» **Problem**: Reproduce the listing below verbatim.

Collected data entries

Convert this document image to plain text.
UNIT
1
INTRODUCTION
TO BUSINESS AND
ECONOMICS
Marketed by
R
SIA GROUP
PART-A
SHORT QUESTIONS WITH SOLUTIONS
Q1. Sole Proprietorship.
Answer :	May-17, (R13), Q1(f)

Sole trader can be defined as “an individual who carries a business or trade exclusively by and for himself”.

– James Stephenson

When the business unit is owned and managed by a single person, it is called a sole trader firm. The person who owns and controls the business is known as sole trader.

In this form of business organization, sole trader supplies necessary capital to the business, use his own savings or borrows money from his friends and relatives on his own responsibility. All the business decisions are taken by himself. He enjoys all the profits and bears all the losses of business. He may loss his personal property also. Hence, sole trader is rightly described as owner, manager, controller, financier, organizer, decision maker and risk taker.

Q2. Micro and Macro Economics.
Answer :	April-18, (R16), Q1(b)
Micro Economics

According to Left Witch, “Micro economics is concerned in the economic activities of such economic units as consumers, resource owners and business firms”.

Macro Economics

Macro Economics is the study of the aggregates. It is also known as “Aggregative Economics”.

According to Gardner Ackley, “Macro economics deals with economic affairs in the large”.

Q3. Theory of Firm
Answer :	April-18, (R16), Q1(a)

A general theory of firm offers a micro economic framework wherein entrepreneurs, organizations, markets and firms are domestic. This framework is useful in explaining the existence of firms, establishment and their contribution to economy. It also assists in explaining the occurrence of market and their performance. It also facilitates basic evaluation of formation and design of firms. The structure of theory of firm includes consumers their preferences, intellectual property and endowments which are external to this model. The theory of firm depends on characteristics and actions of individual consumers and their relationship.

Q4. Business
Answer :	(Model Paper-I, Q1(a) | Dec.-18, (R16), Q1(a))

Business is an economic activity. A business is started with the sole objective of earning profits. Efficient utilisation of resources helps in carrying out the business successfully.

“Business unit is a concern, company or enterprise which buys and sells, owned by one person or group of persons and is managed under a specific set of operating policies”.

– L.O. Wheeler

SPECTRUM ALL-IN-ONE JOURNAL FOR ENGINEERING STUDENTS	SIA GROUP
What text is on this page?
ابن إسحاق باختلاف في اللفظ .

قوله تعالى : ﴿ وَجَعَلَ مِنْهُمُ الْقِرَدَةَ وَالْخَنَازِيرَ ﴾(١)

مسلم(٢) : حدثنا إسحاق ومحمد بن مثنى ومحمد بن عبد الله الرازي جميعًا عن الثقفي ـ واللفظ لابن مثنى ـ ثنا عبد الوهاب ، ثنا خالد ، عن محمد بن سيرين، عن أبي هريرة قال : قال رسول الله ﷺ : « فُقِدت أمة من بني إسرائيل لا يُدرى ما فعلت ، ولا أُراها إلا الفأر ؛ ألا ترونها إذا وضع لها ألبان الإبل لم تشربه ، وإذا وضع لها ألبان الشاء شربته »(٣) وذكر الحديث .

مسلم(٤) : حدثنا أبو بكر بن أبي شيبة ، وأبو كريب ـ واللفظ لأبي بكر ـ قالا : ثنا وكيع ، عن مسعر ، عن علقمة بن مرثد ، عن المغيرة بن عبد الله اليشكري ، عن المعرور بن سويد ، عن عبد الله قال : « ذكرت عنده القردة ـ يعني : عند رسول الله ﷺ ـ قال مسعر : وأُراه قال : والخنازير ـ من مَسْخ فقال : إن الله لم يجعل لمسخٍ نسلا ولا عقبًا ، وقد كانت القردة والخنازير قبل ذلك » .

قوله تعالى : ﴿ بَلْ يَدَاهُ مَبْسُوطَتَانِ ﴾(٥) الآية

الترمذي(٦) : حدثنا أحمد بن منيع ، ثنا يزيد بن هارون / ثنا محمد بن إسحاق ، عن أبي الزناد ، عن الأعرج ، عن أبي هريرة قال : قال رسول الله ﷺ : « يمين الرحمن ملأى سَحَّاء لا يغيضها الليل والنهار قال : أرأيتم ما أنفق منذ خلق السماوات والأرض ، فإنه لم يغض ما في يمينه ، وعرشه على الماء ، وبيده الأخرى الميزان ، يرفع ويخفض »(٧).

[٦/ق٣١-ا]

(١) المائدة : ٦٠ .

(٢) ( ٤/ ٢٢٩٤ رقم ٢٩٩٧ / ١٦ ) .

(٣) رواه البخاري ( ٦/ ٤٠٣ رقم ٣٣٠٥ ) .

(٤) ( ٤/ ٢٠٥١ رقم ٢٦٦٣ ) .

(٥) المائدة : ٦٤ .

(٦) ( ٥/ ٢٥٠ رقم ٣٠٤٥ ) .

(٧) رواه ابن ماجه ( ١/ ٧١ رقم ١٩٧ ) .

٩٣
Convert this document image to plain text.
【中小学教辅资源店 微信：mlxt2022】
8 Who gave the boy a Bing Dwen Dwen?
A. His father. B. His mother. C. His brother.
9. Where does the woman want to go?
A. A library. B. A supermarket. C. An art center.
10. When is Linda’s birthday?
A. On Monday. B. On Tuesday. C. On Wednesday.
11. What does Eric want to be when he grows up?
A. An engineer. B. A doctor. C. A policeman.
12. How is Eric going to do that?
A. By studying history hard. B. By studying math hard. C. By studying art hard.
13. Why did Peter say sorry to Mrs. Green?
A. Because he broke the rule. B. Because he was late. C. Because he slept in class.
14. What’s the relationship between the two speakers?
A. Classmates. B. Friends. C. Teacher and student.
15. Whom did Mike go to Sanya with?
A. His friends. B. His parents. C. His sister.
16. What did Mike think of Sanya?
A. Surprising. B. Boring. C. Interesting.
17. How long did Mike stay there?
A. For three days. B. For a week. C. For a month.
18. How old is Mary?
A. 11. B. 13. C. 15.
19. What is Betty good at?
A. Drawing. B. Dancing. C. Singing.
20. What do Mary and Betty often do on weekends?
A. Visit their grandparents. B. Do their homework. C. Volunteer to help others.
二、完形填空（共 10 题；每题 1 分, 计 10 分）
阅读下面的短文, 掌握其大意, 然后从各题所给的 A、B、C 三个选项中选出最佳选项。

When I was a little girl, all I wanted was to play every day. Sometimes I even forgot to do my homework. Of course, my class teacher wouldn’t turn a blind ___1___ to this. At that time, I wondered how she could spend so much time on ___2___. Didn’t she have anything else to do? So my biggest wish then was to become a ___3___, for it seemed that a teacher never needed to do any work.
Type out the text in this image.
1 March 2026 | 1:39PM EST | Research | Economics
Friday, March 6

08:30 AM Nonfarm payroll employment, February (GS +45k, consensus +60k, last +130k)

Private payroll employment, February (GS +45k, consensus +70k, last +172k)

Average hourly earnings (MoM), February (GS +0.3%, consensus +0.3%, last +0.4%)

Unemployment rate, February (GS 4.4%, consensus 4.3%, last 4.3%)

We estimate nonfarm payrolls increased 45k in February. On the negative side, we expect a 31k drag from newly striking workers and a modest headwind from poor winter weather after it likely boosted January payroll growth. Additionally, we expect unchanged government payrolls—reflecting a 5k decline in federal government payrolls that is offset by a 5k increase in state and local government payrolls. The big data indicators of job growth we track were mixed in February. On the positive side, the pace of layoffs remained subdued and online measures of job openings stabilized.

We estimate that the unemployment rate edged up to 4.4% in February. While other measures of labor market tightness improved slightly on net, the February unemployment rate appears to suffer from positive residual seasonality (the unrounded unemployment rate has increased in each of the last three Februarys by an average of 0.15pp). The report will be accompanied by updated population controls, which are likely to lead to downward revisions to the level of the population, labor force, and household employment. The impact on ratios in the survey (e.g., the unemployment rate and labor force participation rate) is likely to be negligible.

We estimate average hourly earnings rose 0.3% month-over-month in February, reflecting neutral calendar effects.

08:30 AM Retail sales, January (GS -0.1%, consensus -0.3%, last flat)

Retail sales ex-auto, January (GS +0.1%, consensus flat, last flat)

» **Solution for this exercise**:
Convert this document image to plain text.
UNIT
1
INTRODUCTION
TO BUSINESS AND
ECONOMICS
Marketed by
R
SIA GROUP
PART-A
SHORT QUESTIONS WITH SOLUTIONS
Q1. Sole Proprietorship.
Answer :	May-17, (R13), Q1(f)

Sole trader can be defined as “an individual who carries a business or trade exclusively by and for himself”.

– James Stephenson

When the business unit is owned and managed by a single person, it is called a sole trader firm. The person who owns and controls the business is known as sole trader.

In this form of business organization, sole trader supplies necessary capital to the business, use his own savings or borrows money from his friends and relatives on his own responsibility. All the business decisions are taken by himself. He enjoys all the profits and bears all the losses of business. He may loss his personal property also. Hence, sole trader is rightly described as owner, manager, controller, financier, organizer, decision maker and risk taker.

Q2. Micro and Macro Economics.
Answer :	April-18, (R16), Q1(b)
Micro Economics

According to Left Witch, “Micro economics is concerned in the economic activities of such economic units as consumers, resource owners and business firms”.

Macro Economics

Macro Economics is the study of the aggregates. It is also known as “Aggregative Economics”.

According to Gardner Ackley, “Macro economics deals with economic affairs in the large”.

Q3. Theory of Firm
Answer :	April-18, (R16), Q1(a)

A general theory of firm offers a micro economic framework wherein entrepreneurs, organizations, markets and firms are domestic. This framework is useful in explaining the existence of firms, establishment and their contribution to economy. It also assists in explaining the occurrence of market and their performance. It also facilitates basic evaluation of formation and design of firms. The structure of theory of firm includes consumers their preferences, intellectual property and endowments which are external to this model. The theory of firm depends on characteristics and actions of individual consumers and their relationship.

Q4. Business
Answer :	(Model Paper-I, Q1(a) | Dec.-18, (R16), Q1(a))

Business is an economic activity. A business is started with the sole objective of earning profits. Efficient utilisation of resources helps in carrying out the business successfully.

“Business unit is a concern, company or enterprise which buys and sells, owned by one person or group of persons and is managed under a specific set of operating policies”.

– L.O. Wheeler

SPECTRUM ALL-IN-ONE JOURNAL FOR ENGINEERING STUDENTS	SIA GROUP
What text is on this page?
ابن إسحاق باختلاف في اللفظ .

قوله تعالى : ﴿ وَجَعَلَ مِنْهُمُ الْقِرَدَةَ وَالْخَنَازِيرَ ﴾(١)

مسلم(٢) : حدثنا إسحاق ومحمد بن مثنى ومحمد بن عبد الله الرازي جميعًا عن الثقفي ـ واللفظ لابن مثنى ـ ثنا عبد الوهاب ، ثنا خالد ، عن محمد بن سيرين، عن أبي هريرة قال : قال رسول الله ﷺ : « فُقِدت أمة من بني إسرائيل لا يُدرى ما فعلت ، ولا أُراها إلا الفأر ؛ ألا ترونها إذا وضع لها ألبان الإبل لم تشربه ، وإذا وضع لها ألبان الشاء شربته »(٣) وذكر الحديث .

مسلم(٤) : حدثنا أبو بكر بن أبي شيبة ، وأبو كريب ـ واللفظ لأبي بكر ـ قالا : ثنا وكيع ، عن مسعر ، عن علقمة بن مرثد ، عن المغيرة بن عبد الله اليشكري ، عن المعرور بن سويد ، عن عبد الله قال : « ذكرت عنده القردة ـ يعني : عند رسول الله ﷺ ـ قال مسعر : وأُراه قال : والخنازير ـ من مَسْخ فقال : إن الله لم يجعل لمسخٍ نسلا ولا عقبًا ، وقد كانت القردة والخنازير قبل ذلك » .

قوله تعالى : ﴿ بَلْ يَدَاهُ مَبْسُوطَتَانِ ﴾(٥) الآية

الترمذي(٦) : حدثنا أحمد بن منيع ، ثنا يزيد بن هارون / ثنا محمد بن إسحاق ، عن أبي الزناد ، عن الأعرج ، عن أبي هريرة قال : قال رسول الله ﷺ : « يمين الرحمن ملأى سَحَّاء لا يغيضها الليل والنهار قال : أرأيتم ما أنفق منذ خلق السماوات والأرض ، فإنه لم يغض ما في يمينه ، وعرشه على الماء ، وبيده الأخرى الميزان ، يرفع ويخفض »(٧).

[٦/ق٣١-ا]

(١) المائدة : ٦٠ .

(٢) ( ٤/ ٢٢٩٤ رقم ٢٩٩٧ / ١٦ ) .

(٣) رواه البخاري ( ٦/ ٤٠٣ رقم ٣٣٠٥ ) .

(٤) ( ٤/ ٢٠٥١ رقم ٢٦٦٣ ) .

(٥) المائدة : ٦٤ .

(٦) ( ٥/ ٢٥٠ رقم ٣٠٤٥ ) .

(٧) رواه ابن ماجه ( ١/ ٧١ رقم ١٩٧ ) .

٩٣
Convert this document image to plain text.
【中小学教辅资源店 微信：mlxt2022】
8 Who gave the boy a Bing Dwen Dwen?
A. His father. B. His mother. C. His brother.
9. Where does the woman want to go?
A. A library. B. A supermarket. C. An art center.
10. When is Linda’s birthday?
A. On Monday. B. On Tuesday. C. On Wednesday.
11. What does Eric want to be when he grows up?
A. An engineer. B. A doctor. C. A policeman.
12. How is Eric going to do that?
A. By studying history hard. B. By studying math hard. C. By studying art hard.
13. Why did Peter say sorry to Mrs. Green?
A. Because he broke the rule. B. Because he was late. C. Because he slept in class.
14. What’s the relationship between the two speakers?
A. Classmates. B. Friends. C. Teacher and student.
15. Whom did Mike go to Sanya with?
A. His friends. B. His parents. C. His sister.
16. What did Mike think of Sanya?
A. Surprising. B. Boring. C. Interesting.
17. How long did Mike stay there?
A. For three days. B. For a week. C. For a month.
18. How old is Mary?
A. 11. B. 13. C. 15.
19. What is Betty good at?
A. Drawing. B. Dancing. C. Singing.
20. What do Mary and Betty often do on weekends?
A. Visit their grandparents. B. Do their homework. C. Volunteer to help others.
二、完形填空（共 10 题；每题 1 分, 计 10 分）
阅读下面的短文, 掌握其大意, 然后从各题所给的 A、B、C 三个选项中选出最佳选项。

When I was a little girl, all I wanted was to play every day. Sometimes I even forgot to do my homework. Of course, my class teacher wouldn’t turn a blind ___1___ to this. At that time, I wondered how she could spend so much time on ___2___. Didn’t she have anything else to do? So my biggest wish then was to become a ___3___, for it seemed that a teacher never needed to do any work.
Type out the text in this image.
1 March 2026 | 1:39PM EST | Research | Economics
Friday, March 6

08:30 AM Nonfarm payroll employment, February (GS +45k, consensus +60k, last +130k)

Private payroll employment, February (GS +45k, consensus +70k, last +172k)

Average hourly earnings (MoM), February (GS +0.3%, consensus +0.3%, last +0.4%)

Unemployment rate, February (GS 4.4%, consensus 4.3%, last 4.3%)

We estimate nonfarm payrolls increased 45k in February. On the negative side, we expect a 31k drag from newly striking workers and a modest headwind from poor winter weather after it likely boosted January payroll growth. Additionally, we expect unchanged government payrolls—reflecting a 5k decline in federal government payrolls that is offset by a 5k increase in state and local government payrolls. The big data indicators of job growth we track were mixed in February. On the positive side, the pace of layoffs remained subdued and online measures of job openings stabilized.

We estimate that the unemployment rate edged up to 4.4% in February. While other measures of labor market tightness improved slightly on net, the February unemployment rate appears to suffer from positive residual seasonality (the unrounded unemployment rate has increased in each of the last three Februarys by an average of 0.15pp). The report will be accompanied by updated population controls, which are likely to lead to downward revisions to the level of the population, labor force, and household employment. The impact on ratios in the survey (e.g., the unemployment rate and labor force participation rate) is likely to be negligible.

We estimate average hourly earnings rose 0.3% month-over-month in February, reflecting neutral calendar effects.

08:30 AM Retail sales, January (GS -0.1%, consensus -0.3%, last flat)

Retail sales ex-auto, January (GS +0.1%, consensus flat, last flat)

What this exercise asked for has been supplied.